-- begin Data provided --

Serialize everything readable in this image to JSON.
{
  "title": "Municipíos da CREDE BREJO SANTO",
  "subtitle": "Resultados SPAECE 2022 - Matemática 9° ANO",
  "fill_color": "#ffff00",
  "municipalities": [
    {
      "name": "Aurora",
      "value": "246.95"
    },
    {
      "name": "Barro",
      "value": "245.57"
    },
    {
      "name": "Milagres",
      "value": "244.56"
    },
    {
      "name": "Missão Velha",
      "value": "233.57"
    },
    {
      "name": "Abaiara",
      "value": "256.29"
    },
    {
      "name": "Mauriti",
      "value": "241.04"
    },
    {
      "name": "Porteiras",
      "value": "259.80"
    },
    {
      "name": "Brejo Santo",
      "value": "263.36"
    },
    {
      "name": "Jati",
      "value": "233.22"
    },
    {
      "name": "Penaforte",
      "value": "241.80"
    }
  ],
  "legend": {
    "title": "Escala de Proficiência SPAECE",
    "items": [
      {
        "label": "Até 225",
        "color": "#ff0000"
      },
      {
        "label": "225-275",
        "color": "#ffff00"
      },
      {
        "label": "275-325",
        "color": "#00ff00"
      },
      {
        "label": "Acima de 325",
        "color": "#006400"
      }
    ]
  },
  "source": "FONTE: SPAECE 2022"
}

-- end Data provided --
-- begin Data provided --

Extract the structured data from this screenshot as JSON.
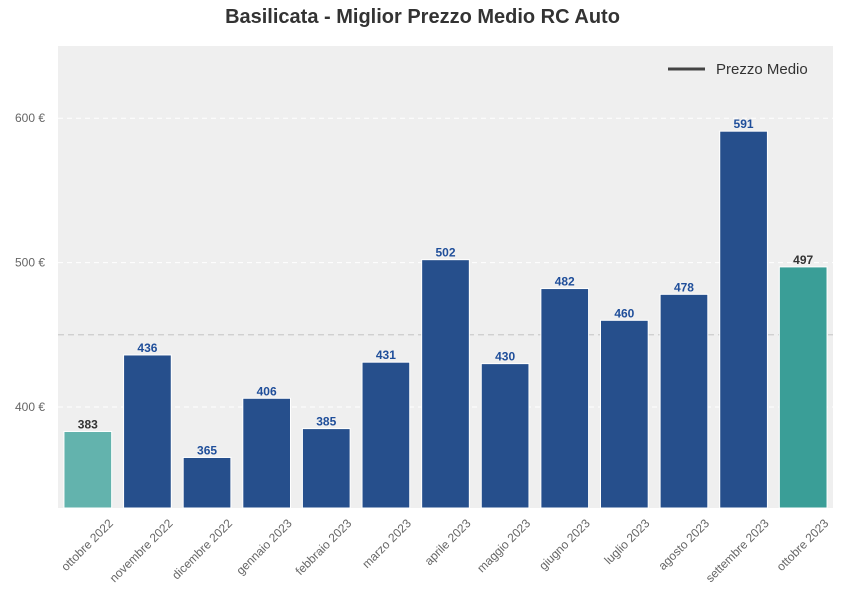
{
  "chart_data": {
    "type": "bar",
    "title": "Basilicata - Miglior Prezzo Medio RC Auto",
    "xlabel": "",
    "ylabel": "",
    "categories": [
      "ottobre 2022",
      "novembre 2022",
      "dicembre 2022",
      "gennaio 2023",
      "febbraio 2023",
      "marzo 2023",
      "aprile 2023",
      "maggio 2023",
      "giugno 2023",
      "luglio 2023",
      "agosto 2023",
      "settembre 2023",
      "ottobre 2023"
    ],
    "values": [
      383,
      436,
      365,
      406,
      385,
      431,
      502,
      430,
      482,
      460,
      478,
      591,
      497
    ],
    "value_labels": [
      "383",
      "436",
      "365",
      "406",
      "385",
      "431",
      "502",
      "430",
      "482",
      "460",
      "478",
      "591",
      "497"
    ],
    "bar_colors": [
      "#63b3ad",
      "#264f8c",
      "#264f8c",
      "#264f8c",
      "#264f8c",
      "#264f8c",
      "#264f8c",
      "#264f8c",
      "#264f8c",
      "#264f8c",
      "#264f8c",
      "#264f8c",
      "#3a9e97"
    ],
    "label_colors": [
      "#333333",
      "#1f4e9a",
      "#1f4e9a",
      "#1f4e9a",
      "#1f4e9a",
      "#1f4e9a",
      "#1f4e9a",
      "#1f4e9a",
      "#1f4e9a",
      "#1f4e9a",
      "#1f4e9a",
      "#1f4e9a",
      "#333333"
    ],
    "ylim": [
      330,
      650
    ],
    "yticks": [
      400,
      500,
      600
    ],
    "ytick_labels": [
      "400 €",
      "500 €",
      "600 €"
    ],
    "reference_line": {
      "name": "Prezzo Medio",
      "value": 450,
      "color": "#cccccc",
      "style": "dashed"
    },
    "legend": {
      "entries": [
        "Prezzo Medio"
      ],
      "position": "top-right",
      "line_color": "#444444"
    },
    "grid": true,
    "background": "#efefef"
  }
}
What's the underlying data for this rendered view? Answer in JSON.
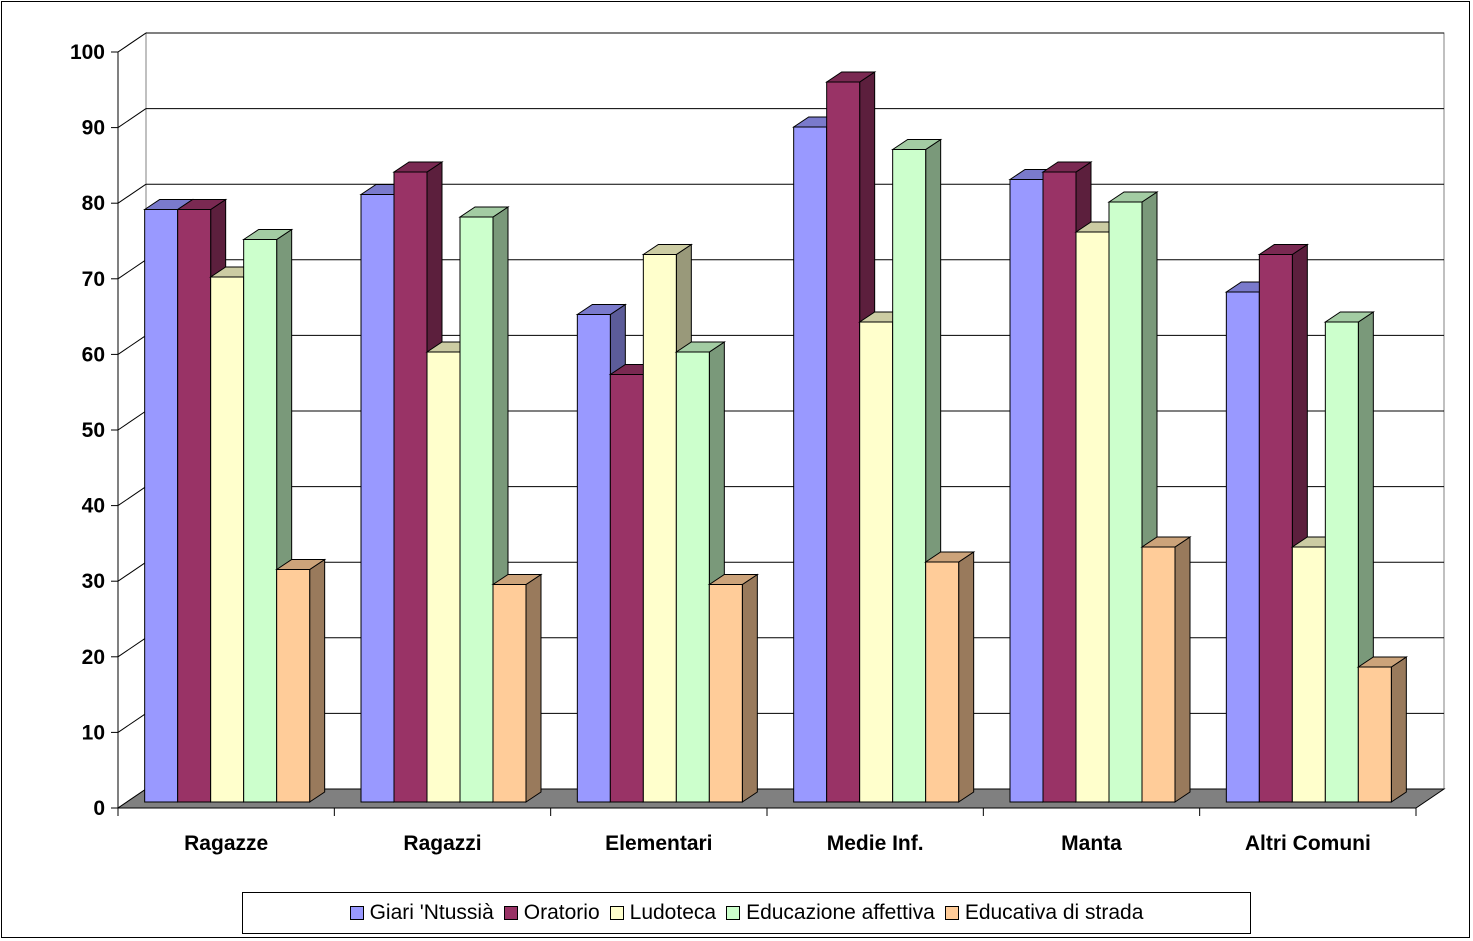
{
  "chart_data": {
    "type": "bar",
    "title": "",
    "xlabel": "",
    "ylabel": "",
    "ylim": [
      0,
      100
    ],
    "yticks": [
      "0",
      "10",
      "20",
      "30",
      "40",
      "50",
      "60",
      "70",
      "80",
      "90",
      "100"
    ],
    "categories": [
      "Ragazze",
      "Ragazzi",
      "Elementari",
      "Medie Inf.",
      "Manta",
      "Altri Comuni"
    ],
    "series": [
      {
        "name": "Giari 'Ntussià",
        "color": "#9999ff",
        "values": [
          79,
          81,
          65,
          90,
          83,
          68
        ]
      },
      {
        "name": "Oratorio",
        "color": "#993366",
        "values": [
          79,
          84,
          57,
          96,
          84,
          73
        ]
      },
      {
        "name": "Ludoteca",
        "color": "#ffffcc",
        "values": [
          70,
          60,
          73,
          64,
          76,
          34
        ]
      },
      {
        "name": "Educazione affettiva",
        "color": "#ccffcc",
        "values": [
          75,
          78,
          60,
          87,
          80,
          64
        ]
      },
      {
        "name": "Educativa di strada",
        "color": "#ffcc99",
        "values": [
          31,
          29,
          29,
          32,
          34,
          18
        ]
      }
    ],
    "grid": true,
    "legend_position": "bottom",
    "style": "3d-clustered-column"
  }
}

-- end Data provided --

• **Given request**:
Scan the material above for the word "this". Copy each line where it occurs.

• **Written answer**:
Serialize everything readable in this image to JSON.
Extract the structured data from this screenshot as JSON.
What's the underlying data for this rendered view? Answer in JSON.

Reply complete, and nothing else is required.